*** Supplied data ***

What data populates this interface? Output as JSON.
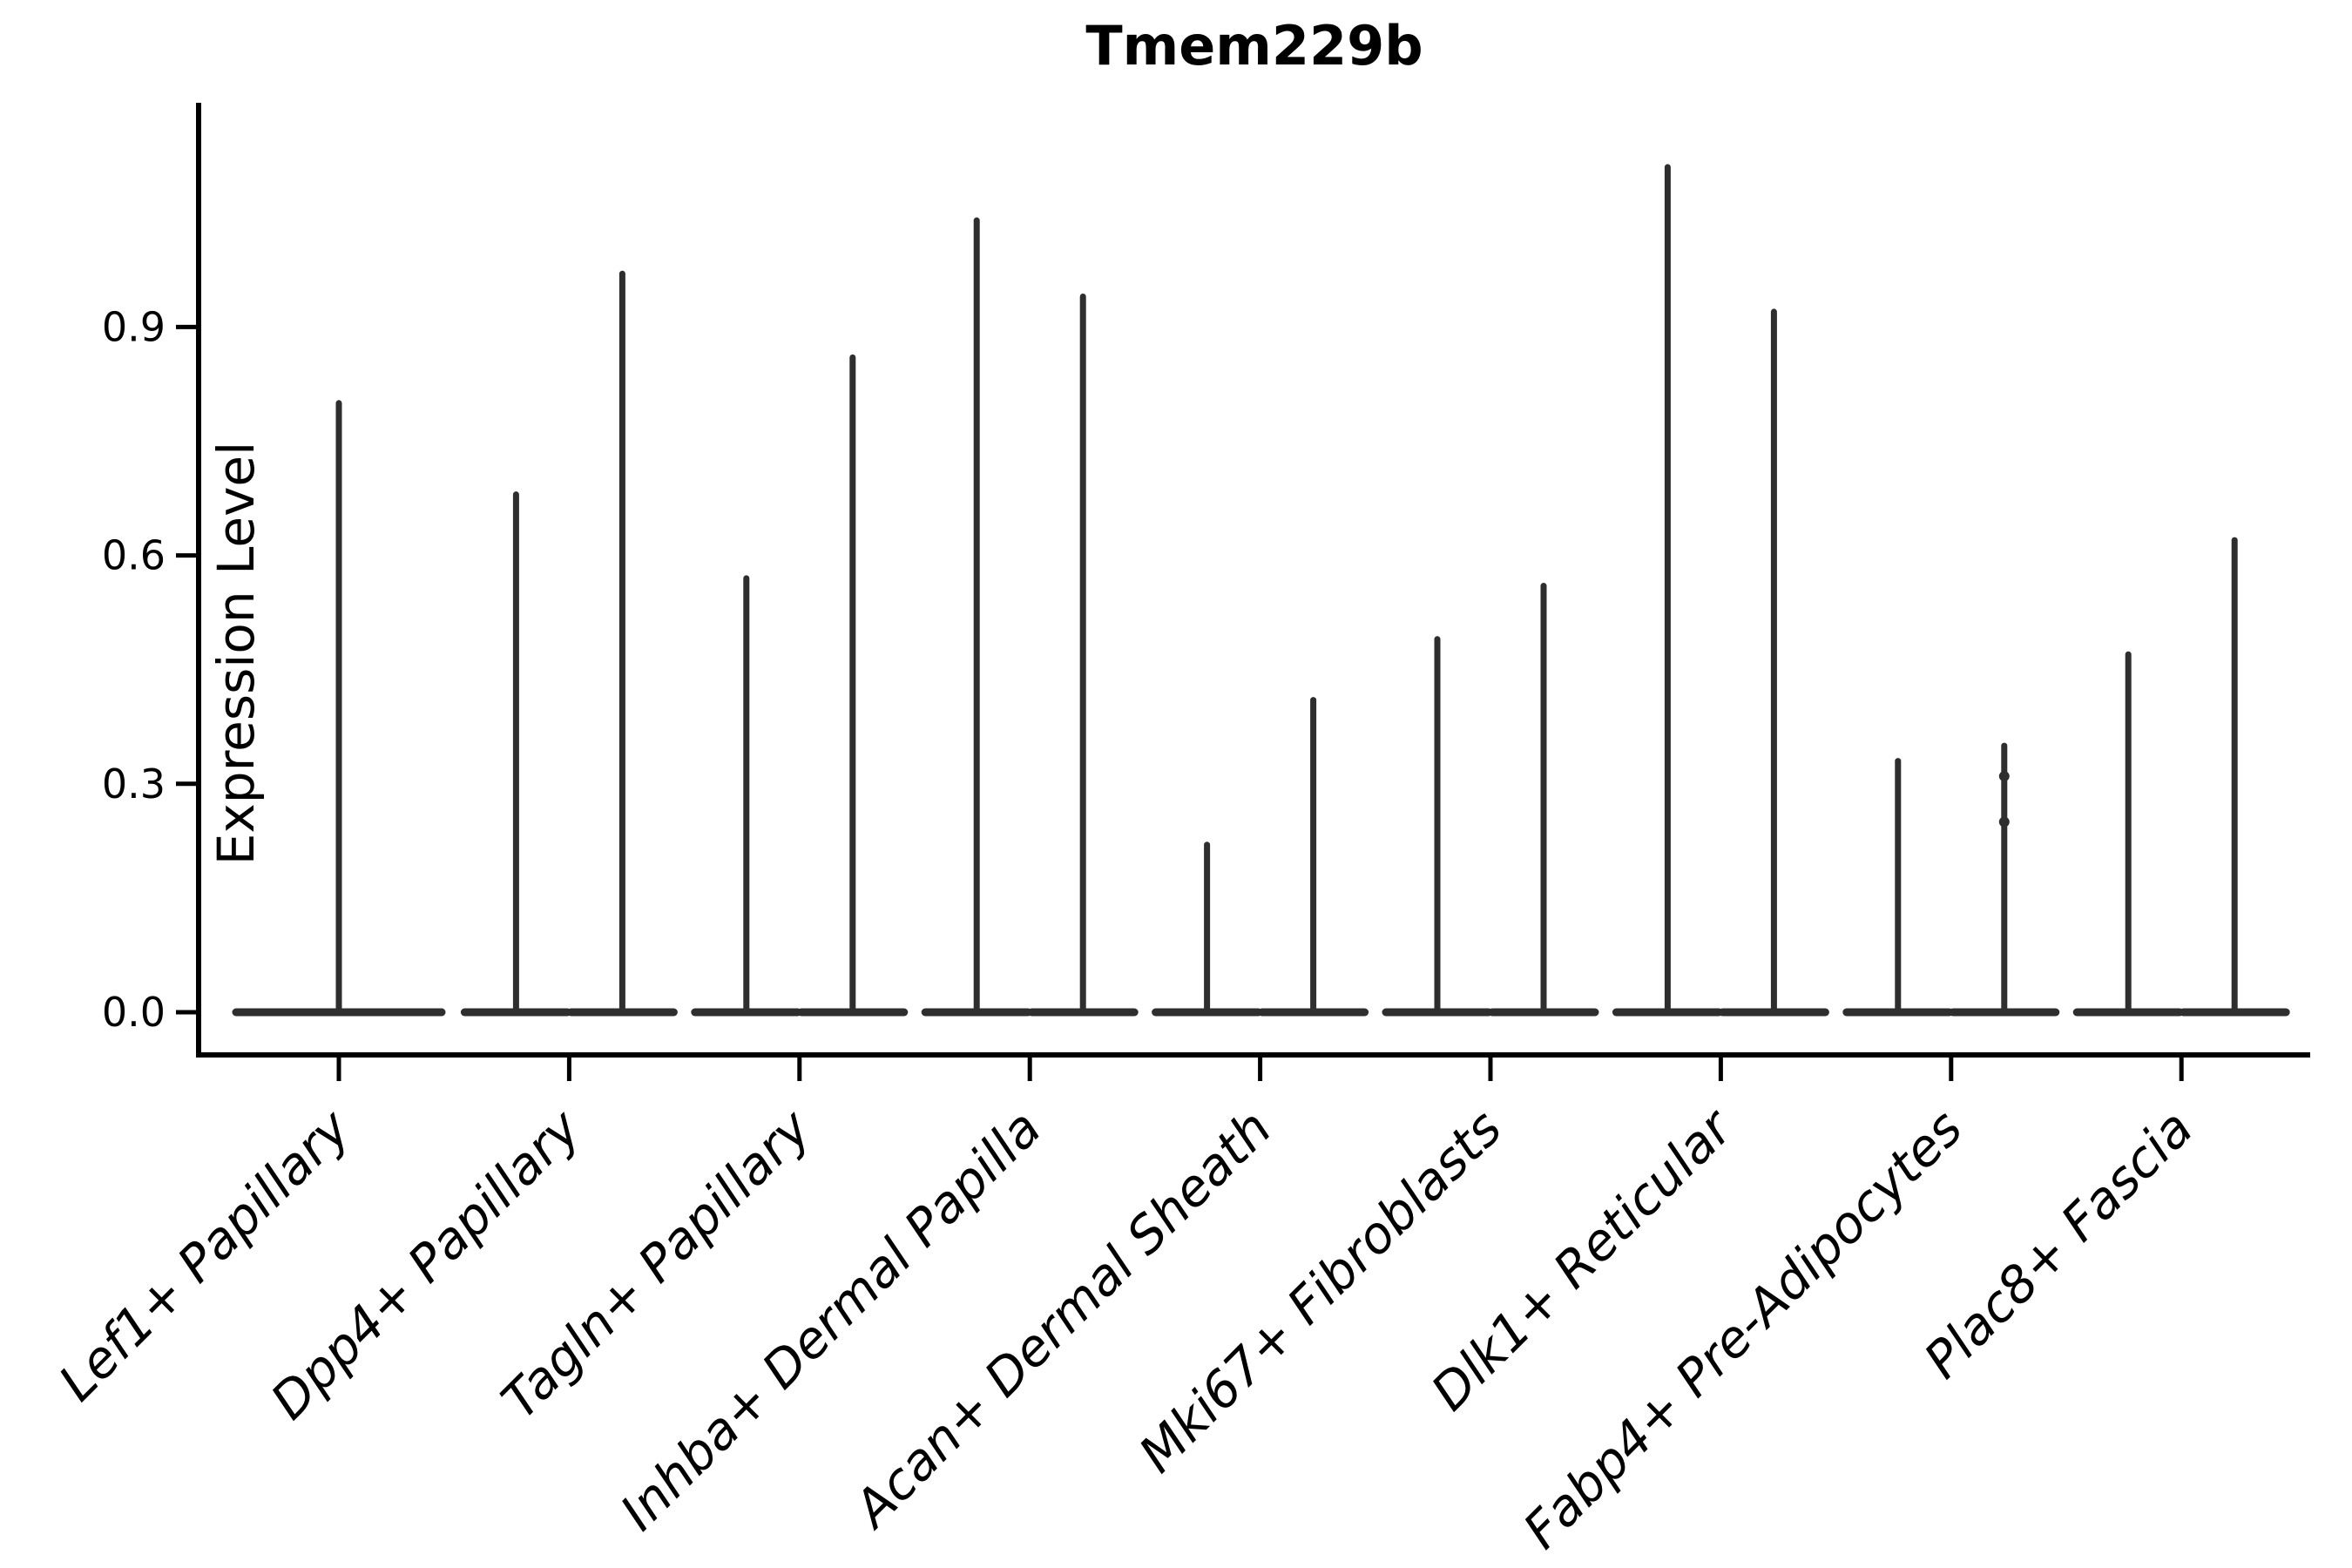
{
  "chart_data": {
    "type": "violin",
    "title": "Tmem229b",
    "ylabel": "Expression Level",
    "xlabel": "",
    "ylim": [
      0,
      1.19
    ],
    "grid": false,
    "legend": "none",
    "yticks": [
      {
        "label": "0.0",
        "value": 0.0
      },
      {
        "label": "0.3",
        "value": 0.3
      },
      {
        "label": "0.6",
        "value": 0.6
      },
      {
        "label": "0.9",
        "value": 0.9
      }
    ],
    "description": "Violin plot of Tmem229b expression; most cells at 0 giving flat wide bases with thin spikes up to the maximum expression per violin. Most categories contain two violins side by side.",
    "categories": [
      {
        "label": "Lef1+ Papillary",
        "violin_maxima": [
          0.8
        ]
      },
      {
        "label": "Dpp4+ Papillary",
        "violin_maxima": [
          0.68,
          0.97
        ]
      },
      {
        "label": "Tagln+ Papillary",
        "violin_maxima": [
          0.57,
          0.86
        ]
      },
      {
        "label": "Inhba+ Dermal Papilla",
        "violin_maxima": [
          1.04,
          0.94
        ]
      },
      {
        "label": "Acan+ Dermal Sheath",
        "violin_maxima": [
          0.22,
          0.41
        ]
      },
      {
        "label": "Mki67+ Fibroblasts",
        "violin_maxima": [
          0.49,
          0.56
        ]
      },
      {
        "label": "Dlk1+ Reticular",
        "violin_maxima": [
          1.11,
          0.92
        ]
      },
      {
        "label": "Fabp4+ Pre-Adipocytes",
        "violin_maxima": [
          0.33,
          0.35
        ],
        "point_values": [
          {
            "violin": 1,
            "values": [
              0.31,
              0.25
            ]
          }
        ]
      },
      {
        "label": "Plac8+ Fascia",
        "violin_maxima": [
          0.47,
          0.62
        ]
      }
    ],
    "colors": {
      "violin": "#2e2e2e",
      "axis": "#000000",
      "text": "#000000",
      "background": "#ffffff"
    }
  }
}
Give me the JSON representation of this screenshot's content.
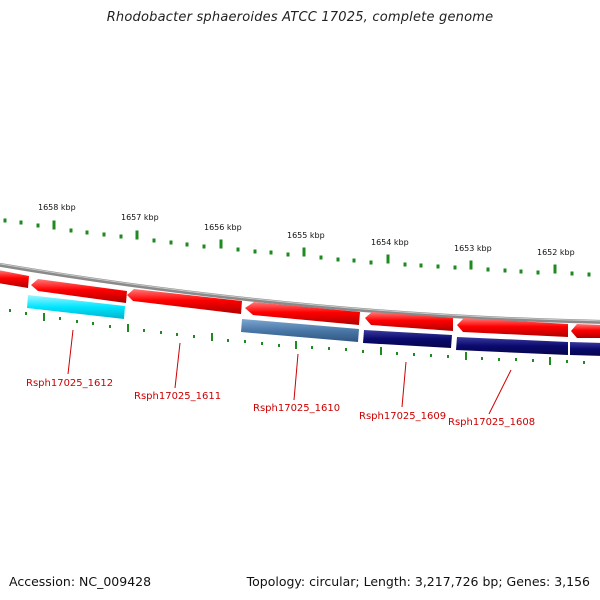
{
  "title": "Rhodobacter sphaeroides ATCC 17025, complete genome",
  "footer": {
    "accession": "Accession: NC_009428",
    "summary": "Topology: circular; Length: 3,217,726 bp; Genes: 3,156"
  },
  "kbp_labels": [
    "1658 kbp",
    "1657 kbp",
    "1656 kbp",
    "1655 kbp",
    "1654 kbp",
    "1653 kbp",
    "1652 kbp"
  ],
  "gene_labels": [
    "Rsph17025_1612",
    "Rsph17025_1611",
    "Rsph17025_1610",
    "Rsph17025_1609",
    "Rsph17025_1608"
  ],
  "colors": {
    "forward_cds": "#ff0000",
    "backbone": "#8a8a8a",
    "tick": "#1f8a1f",
    "gene_label": "#cc0000",
    "inner_cyan": "#00e5ff",
    "inner_steelblue": "#4a78a8",
    "inner_navy": "#0a0a6e"
  }
}
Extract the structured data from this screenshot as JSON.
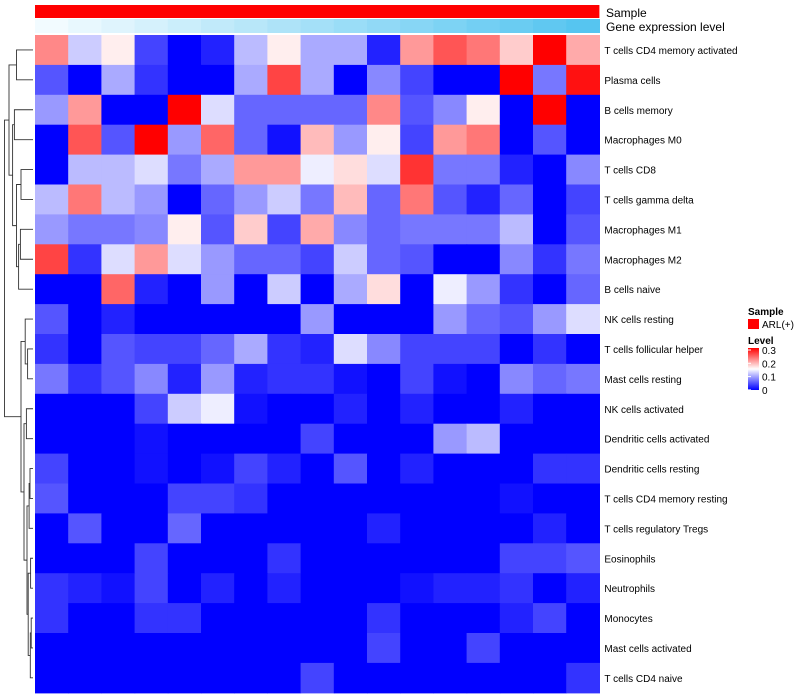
{
  "chart_data": {
    "type": "heatmap",
    "title": "",
    "annotation_tracks": [
      {
        "name": "Sample",
        "values": [
          "ARL(+)"
        ],
        "colors": [
          "#ff0000"
        ]
      },
      {
        "name": "Gene expression level",
        "gradient": [
          "#f2fbff",
          "#56c5f0"
        ]
      }
    ],
    "rows": [
      "T cells CD4 memory activated",
      "Plasma cells",
      "B cells memory",
      "Macrophages M0",
      "T cells CD8",
      "T cells gamma delta",
      "Macrophages M1",
      "Macrophages M2",
      "B cells naive",
      "NK cells resting",
      "T cells follicular helper",
      "Mast cells resting",
      "NK cells activated",
      "Dendritic cells activated",
      "Dendritic cells resting",
      "T cells CD4 memory resting",
      "T cells regulatory  Tregs",
      "Eosinophils",
      "Neutrophils",
      "Monocytes",
      "Mast cells activated",
      "T cells CD4 naive"
    ],
    "n_columns": 17,
    "values": [
      [
        0.22,
        0.12,
        0.16,
        0.04,
        0.0,
        0.02,
        0.11,
        0.16,
        0.1,
        0.1,
        0.02,
        0.21,
        0.25,
        0.23,
        0.18,
        0.3,
        0.2
      ],
      [
        0.05,
        0.0,
        0.1,
        0.03,
        0.0,
        0.0,
        0.1,
        0.26,
        0.1,
        0.0,
        0.08,
        0.04,
        0.0,
        0.0,
        0.3,
        0.07,
        0.29
      ],
      [
        0.09,
        0.21,
        0.0,
        0.0,
        0.3,
        0.13,
        0.06,
        0.06,
        0.06,
        0.06,
        0.22,
        0.05,
        0.08,
        0.16,
        0.0,
        0.3,
        0.0
      ],
      [
        0.0,
        0.25,
        0.05,
        0.3,
        0.09,
        0.24,
        0.06,
        0.01,
        0.19,
        0.09,
        0.16,
        0.04,
        0.21,
        0.23,
        0.0,
        0.05,
        0.0
      ],
      [
        0.0,
        0.11,
        0.11,
        0.13,
        0.07,
        0.1,
        0.21,
        0.21,
        0.14,
        0.17,
        0.13,
        0.27,
        0.07,
        0.07,
        0.02,
        0.0,
        0.08
      ],
      [
        0.11,
        0.23,
        0.11,
        0.09,
        0.0,
        0.06,
        0.09,
        0.12,
        0.07,
        0.19,
        0.06,
        0.23,
        0.05,
        0.02,
        0.06,
        0.0,
        0.04
      ],
      [
        0.09,
        0.07,
        0.07,
        0.08,
        0.16,
        0.05,
        0.18,
        0.04,
        0.2,
        0.08,
        0.06,
        0.07,
        0.07,
        0.07,
        0.11,
        0.0,
        0.05
      ],
      [
        0.26,
        0.03,
        0.13,
        0.21,
        0.13,
        0.09,
        0.06,
        0.06,
        0.04,
        0.12,
        0.06,
        0.05,
        0.0,
        0.0,
        0.08,
        0.03,
        0.07
      ],
      [
        0.0,
        0.0,
        0.24,
        0.02,
        0.0,
        0.09,
        0.0,
        0.12,
        0.0,
        0.1,
        0.17,
        0.0,
        0.14,
        0.09,
        0.03,
        0.0,
        0.06
      ],
      [
        0.05,
        0.0,
        0.02,
        0.0,
        0.0,
        0.0,
        0.0,
        0.0,
        0.09,
        0.0,
        0.0,
        0.0,
        0.09,
        0.06,
        0.05,
        0.09,
        0.13
      ],
      [
        0.03,
        0.0,
        0.05,
        0.04,
        0.04,
        0.06,
        0.1,
        0.03,
        0.02,
        0.13,
        0.08,
        0.04,
        0.04,
        0.04,
        0.0,
        0.03,
        0.0
      ],
      [
        0.07,
        0.03,
        0.05,
        0.08,
        0.02,
        0.09,
        0.02,
        0.03,
        0.03,
        0.01,
        0.0,
        0.04,
        0.01,
        0.0,
        0.08,
        0.06,
        0.07
      ],
      [
        0.0,
        0.0,
        0.0,
        0.04,
        0.12,
        0.14,
        0.01,
        0.0,
        0.0,
        0.02,
        0.0,
        0.02,
        0.0,
        0.0,
        0.02,
        0.0,
        0.0
      ],
      [
        0.0,
        0.0,
        0.0,
        0.01,
        0.0,
        0.0,
        0.0,
        0.0,
        0.04,
        0.0,
        0.0,
        0.0,
        0.09,
        0.11,
        0.0,
        0.0,
        0.0
      ],
      [
        0.04,
        0.0,
        0.0,
        0.01,
        0.0,
        0.01,
        0.04,
        0.02,
        0.0,
        0.05,
        0.0,
        0.02,
        0.0,
        0.0,
        0.0,
        0.03,
        0.03
      ],
      [
        0.05,
        0.0,
        0.0,
        0.0,
        0.04,
        0.04,
        0.03,
        0.0,
        0.0,
        0.0,
        0.0,
        0.0,
        0.0,
        0.0,
        0.01,
        0.0,
        0.0
      ],
      [
        0.0,
        0.05,
        0.0,
        0.0,
        0.06,
        0.0,
        0.0,
        0.0,
        0.0,
        0.0,
        0.02,
        0.0,
        0.0,
        0.0,
        0.0,
        0.02,
        0.0
      ],
      [
        0.0,
        0.0,
        0.0,
        0.04,
        0.0,
        0.0,
        0.0,
        0.03,
        0.0,
        0.0,
        0.0,
        0.0,
        0.0,
        0.0,
        0.04,
        0.04,
        0.05
      ],
      [
        0.03,
        0.02,
        0.01,
        0.04,
        0.0,
        0.02,
        0.0,
        0.02,
        0.0,
        0.0,
        0.0,
        0.01,
        0.02,
        0.02,
        0.03,
        0.0,
        0.02
      ],
      [
        0.03,
        0.0,
        0.0,
        0.03,
        0.03,
        0.0,
        0.0,
        0.0,
        0.0,
        0.0,
        0.03,
        0.0,
        0.0,
        0.0,
        0.02,
        0.04,
        0.0
      ],
      [
        0.0,
        0.0,
        0.0,
        0.0,
        0.0,
        0.0,
        0.0,
        0.0,
        0.0,
        0.0,
        0.04,
        0.0,
        0.0,
        0.04,
        0.0,
        0.0,
        0.0
      ],
      [
        0.0,
        0.0,
        0.0,
        0.0,
        0.0,
        0.0,
        0.0,
        0.0,
        0.04,
        0.0,
        0.0,
        0.0,
        0.0,
        0.0,
        0.0,
        0.0,
        0.03
      ]
    ],
    "color_scale": {
      "min": 0,
      "mid": 0.15,
      "max": 0.3,
      "low": "#0000ff",
      "mid_color": "#ffffff",
      "high": "#ff0000"
    },
    "legend": {
      "sample_title": "Sample",
      "sample_label": "ARL(+)",
      "level_title": "Level",
      "level_ticks": [
        "0.3",
        "0.2",
        "0.1",
        "0"
      ],
      "position": "right"
    },
    "row_dendrogram": true
  }
}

*** End of Supplied data ***

**Try it**: Working through the data above, find every line holding "categories" and copy it.

**Final answer**:
    "description": "Violin plot of Tmem229b expression; most cells at 0 giving flat wide bases with thin spikes up to the maximum expression per violin. Most categories contain two violins side by side.",
    "categories": [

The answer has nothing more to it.